# EXERCISE SET
(A) Answer these questions from the excerpt on hydraulic cylinder speed control, one answer per line and marked the same way:
(i) To which component does EPC command portion 262C output the EPC current value?
(ii) On what basis are the cylinder speed table and the correlation data found?
(iii) Which valve has movable spool 80?
(B) Extend the excerpt on hydraulic cylinder speed control by writing what comes next after its final sentence.

Specifically, the operation processing is performed based on
correlation data stored in advance in storage portion 58.
[0270] EPC command portion 262C outputs an EPC current value
calculated by EPC operation portion 262B to control valve 27.
[0271] Storage portion 58 stores correlation data showing relation
between a cylinder speed of hydraulic cylinder 60 and an amount of
movement of spool 80, correlation data showing relation between an
amount of movement of spool 80 and a PPC pressure controlled by
control valve 27, and correlation data showing relation between a
PPC pressure and a control signal (an EPC current) output from EPC
operation portion 262B. The cylinder speed table and the
correlation data are found based on experiments or simulations and
stored in advance in storage portion 58.
[0272] As described above, a cylinder speed of hydraulic cylinder
60 is adjusted based on an amount of supply of the hydraulic oil
per unit time which is supplied from the main hydraulic pump
through direction control valve 64. Direction control valve 64 has
movable spool 80. An amount of supply of the hydraulic oil per unit
time to hydraulic cylinder 60 is adjusted based on an amount of
movement of spool 80. Therefore, a cylinder speed and an amount of
movement of the spool (a spool stroke) correlate with each
other.

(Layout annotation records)
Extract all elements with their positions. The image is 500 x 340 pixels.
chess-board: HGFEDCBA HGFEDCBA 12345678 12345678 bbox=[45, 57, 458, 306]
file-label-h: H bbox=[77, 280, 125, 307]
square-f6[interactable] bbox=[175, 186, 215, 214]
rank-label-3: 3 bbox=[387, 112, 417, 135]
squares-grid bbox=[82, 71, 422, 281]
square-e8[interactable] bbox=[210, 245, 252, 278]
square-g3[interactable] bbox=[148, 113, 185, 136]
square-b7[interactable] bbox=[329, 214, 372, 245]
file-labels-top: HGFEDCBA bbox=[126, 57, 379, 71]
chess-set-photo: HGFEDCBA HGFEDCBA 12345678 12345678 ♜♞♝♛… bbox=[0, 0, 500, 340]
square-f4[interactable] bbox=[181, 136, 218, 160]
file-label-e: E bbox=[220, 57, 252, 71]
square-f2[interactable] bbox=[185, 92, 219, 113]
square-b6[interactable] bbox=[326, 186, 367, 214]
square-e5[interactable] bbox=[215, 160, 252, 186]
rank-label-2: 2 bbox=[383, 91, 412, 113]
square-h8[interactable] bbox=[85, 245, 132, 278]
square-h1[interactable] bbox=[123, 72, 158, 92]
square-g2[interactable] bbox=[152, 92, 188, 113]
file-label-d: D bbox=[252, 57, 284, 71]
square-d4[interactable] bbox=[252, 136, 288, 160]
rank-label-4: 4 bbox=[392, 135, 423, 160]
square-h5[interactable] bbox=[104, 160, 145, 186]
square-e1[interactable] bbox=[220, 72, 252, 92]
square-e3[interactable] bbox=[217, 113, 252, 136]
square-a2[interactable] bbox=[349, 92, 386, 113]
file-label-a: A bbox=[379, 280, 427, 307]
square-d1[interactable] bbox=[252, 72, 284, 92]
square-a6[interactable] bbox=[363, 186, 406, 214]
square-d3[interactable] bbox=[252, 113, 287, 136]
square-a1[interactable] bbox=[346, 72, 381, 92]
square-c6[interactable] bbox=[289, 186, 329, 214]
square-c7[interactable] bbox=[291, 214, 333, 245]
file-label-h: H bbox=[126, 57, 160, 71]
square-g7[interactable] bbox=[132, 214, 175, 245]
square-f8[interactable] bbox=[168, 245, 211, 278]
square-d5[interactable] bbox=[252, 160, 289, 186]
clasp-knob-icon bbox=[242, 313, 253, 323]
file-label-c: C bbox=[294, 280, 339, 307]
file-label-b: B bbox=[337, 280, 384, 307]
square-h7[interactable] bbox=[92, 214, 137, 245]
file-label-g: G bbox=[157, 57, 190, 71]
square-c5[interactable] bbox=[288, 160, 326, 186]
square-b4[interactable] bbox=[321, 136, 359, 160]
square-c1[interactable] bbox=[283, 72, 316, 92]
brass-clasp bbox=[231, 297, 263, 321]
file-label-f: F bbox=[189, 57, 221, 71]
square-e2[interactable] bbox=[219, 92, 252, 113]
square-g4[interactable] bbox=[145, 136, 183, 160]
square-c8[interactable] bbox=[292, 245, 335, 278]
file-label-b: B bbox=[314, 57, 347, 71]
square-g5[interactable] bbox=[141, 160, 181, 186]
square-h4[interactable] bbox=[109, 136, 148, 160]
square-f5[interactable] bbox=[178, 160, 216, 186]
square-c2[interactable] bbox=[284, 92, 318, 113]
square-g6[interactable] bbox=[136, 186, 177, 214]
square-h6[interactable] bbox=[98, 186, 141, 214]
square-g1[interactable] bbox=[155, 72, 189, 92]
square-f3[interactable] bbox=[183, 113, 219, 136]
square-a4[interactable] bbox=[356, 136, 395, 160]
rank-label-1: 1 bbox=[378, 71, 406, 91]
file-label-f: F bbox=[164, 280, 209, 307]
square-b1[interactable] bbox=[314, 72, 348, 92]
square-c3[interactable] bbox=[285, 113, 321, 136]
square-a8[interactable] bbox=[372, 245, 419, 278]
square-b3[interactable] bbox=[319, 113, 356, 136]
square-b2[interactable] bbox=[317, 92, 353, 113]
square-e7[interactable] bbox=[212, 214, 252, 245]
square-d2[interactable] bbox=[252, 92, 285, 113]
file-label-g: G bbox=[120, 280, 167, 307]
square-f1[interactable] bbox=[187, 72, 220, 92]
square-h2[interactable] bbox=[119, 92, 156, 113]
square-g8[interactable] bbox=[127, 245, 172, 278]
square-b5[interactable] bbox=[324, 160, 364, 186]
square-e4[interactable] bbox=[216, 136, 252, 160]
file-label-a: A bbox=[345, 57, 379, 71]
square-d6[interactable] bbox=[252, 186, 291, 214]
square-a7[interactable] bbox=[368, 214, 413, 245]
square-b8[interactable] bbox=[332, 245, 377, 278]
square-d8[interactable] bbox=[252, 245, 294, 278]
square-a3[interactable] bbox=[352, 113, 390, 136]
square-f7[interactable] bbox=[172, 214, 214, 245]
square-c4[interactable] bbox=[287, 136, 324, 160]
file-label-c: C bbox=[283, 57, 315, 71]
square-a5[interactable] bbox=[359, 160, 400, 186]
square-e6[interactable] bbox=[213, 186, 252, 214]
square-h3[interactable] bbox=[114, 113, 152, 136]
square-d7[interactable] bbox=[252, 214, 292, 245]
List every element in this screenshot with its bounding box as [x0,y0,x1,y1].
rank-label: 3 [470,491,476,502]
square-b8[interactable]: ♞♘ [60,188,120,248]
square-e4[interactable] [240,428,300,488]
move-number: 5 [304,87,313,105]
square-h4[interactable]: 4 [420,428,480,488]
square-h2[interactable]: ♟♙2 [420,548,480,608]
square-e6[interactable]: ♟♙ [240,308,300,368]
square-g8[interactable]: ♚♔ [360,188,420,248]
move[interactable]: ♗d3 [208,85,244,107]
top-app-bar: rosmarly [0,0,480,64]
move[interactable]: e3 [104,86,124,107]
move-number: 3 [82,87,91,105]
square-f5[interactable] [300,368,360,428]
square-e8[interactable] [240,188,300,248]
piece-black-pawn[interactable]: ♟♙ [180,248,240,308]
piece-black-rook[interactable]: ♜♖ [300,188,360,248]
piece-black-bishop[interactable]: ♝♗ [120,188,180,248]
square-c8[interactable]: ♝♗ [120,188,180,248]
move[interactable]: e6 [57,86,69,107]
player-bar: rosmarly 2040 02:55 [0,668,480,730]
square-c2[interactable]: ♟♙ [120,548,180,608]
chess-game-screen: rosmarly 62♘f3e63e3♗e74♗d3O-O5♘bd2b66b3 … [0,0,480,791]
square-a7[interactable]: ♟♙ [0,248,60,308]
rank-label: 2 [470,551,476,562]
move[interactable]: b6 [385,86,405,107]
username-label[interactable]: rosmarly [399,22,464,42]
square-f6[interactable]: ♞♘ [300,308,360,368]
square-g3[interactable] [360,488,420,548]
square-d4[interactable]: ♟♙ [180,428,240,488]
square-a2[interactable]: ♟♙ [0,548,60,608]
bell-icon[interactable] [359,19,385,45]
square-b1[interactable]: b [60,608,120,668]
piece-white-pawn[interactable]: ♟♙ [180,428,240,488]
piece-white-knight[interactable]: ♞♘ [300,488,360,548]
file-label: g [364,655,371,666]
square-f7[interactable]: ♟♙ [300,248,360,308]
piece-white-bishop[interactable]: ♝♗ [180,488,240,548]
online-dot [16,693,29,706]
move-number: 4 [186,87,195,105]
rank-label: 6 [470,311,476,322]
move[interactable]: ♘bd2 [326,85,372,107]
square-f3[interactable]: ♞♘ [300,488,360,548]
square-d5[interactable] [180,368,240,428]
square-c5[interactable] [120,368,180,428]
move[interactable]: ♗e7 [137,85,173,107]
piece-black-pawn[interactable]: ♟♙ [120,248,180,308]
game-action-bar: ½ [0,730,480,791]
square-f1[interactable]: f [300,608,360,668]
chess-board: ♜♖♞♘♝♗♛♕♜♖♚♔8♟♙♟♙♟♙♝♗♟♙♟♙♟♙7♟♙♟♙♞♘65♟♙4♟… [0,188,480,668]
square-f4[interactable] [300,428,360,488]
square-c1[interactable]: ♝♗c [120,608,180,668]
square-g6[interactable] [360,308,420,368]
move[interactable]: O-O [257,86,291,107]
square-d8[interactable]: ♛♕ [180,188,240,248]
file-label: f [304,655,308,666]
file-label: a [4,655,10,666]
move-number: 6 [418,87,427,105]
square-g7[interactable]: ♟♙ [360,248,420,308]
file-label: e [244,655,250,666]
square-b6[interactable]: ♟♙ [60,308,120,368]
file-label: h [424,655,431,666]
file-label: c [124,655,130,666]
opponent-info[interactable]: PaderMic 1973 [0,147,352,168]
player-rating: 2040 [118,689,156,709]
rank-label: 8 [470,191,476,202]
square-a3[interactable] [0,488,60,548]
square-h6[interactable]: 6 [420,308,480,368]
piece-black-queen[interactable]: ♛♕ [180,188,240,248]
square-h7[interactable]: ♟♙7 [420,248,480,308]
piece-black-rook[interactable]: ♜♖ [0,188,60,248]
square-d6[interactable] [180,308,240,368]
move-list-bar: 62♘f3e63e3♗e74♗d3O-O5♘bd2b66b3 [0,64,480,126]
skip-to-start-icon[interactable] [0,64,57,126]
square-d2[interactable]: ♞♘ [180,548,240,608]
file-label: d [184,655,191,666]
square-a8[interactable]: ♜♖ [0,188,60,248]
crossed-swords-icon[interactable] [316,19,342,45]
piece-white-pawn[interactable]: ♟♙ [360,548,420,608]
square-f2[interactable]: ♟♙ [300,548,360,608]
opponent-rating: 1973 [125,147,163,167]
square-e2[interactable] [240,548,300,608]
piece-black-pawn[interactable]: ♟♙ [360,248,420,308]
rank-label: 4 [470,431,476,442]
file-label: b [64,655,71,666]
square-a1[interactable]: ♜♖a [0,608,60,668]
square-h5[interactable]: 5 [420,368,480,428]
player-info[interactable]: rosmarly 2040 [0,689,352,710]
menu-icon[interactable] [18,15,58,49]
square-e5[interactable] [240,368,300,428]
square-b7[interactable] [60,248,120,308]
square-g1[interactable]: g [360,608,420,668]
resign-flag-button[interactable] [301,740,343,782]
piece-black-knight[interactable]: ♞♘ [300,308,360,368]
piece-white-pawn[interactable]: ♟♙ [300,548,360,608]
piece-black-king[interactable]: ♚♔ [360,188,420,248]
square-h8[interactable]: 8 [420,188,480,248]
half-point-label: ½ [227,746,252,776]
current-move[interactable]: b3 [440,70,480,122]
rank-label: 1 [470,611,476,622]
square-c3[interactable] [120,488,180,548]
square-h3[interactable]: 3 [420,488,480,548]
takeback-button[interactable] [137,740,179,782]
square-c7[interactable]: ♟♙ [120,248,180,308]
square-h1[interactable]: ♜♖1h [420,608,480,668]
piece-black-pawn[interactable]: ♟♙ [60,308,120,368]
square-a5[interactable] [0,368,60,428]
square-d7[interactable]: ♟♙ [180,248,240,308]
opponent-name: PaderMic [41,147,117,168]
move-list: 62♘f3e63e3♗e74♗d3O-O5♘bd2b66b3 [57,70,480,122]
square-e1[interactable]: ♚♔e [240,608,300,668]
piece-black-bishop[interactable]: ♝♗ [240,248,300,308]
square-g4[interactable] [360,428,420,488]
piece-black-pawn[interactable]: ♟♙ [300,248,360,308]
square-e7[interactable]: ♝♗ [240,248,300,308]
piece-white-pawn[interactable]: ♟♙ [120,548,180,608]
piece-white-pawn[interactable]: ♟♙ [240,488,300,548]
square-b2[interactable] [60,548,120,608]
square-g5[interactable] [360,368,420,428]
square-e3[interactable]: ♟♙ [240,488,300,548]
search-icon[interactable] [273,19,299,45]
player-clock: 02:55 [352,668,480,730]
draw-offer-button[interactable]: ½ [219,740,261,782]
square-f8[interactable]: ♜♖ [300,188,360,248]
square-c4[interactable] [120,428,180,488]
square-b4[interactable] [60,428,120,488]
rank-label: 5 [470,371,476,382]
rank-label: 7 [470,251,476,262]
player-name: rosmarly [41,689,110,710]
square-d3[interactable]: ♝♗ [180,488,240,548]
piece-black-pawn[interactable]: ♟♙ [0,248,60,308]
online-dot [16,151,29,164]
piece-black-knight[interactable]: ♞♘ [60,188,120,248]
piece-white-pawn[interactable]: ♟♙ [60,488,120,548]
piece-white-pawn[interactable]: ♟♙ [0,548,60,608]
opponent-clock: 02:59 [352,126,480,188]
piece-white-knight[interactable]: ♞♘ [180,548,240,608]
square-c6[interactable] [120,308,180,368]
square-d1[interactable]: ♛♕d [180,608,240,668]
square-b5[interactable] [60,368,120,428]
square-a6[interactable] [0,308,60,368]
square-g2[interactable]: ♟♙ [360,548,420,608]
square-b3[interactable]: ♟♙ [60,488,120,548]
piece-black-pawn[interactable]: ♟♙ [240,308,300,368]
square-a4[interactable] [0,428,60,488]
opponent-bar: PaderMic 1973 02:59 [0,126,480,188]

# RESULTS FOR EACH TASK
(A)
(i) Control valve 27.
(ii) Experiments or simulations.
(iii) Direction control valve 64.

(B)
[0273] An amount of movement of spool 80 is adjusted based on a
pressure of oil path 452 (a pilot oil pressure) controlled by
operation apparatus 25 or by means of control valve 27. The pilot
oil pressure of oil path 452 is a pressure of the pilot oil in oil
path 452 for moving the spool and regulated by operation apparatus
25 or by means of control valve 27. A pressure of a pilot oil for
moving spool 80 is also referred to as a PPC pressure. Therefore,
an amount of movement of the spool and a PPC pressure correlate
with each other.
[0274] Control valve 27 operates based on a control signal (an EPC
current) output from EPC operation portion 262B of work implement
controller 26. Therefore, a PPC pressure and an EPC current
correlate with each other.
[0275] Work implement control unit 57 calculates an EPC current
value corresponding to boom target speed Vc_bm_lmt calculated by
target speed determination portion 54 and outputs the EPC current
to control valve 27 as control command CBI from EPC command portion
262C.
[0276] Thus, work implement controller 26 can control boom 6 such
that cutting edge 8a of bucket 8 does not enter target design
topography U, as a result of intervention control.
[0277] As necessary, work implement controller 26 controls arm 7
and bucket 8. Work implement controller 26 controls arm cylinder 11
by transmitting an arm control command to control valve 27. The arm
control command has a current value in accordance with an arm
command speed. Work implement controller 26 controls bucket
cylinder 12 by transmitting a bucket control command to control
valve 27. The bucket control command has a current value in
accordance with a bucket command speed.
[0278] In an operation in this case as well, as described above, an
arm control command and a bucket control command having a current
value controlling control valve 27 can be output to control valve
27 in accordance with a scheme similar to that for calculation of
an EPC current from boom target speed Vc_bm_lmt.
[0279] FIG. 13 is a flowchart illustrating profile control
(excavation limit control) of work vehicle 100 based on the
embodiment.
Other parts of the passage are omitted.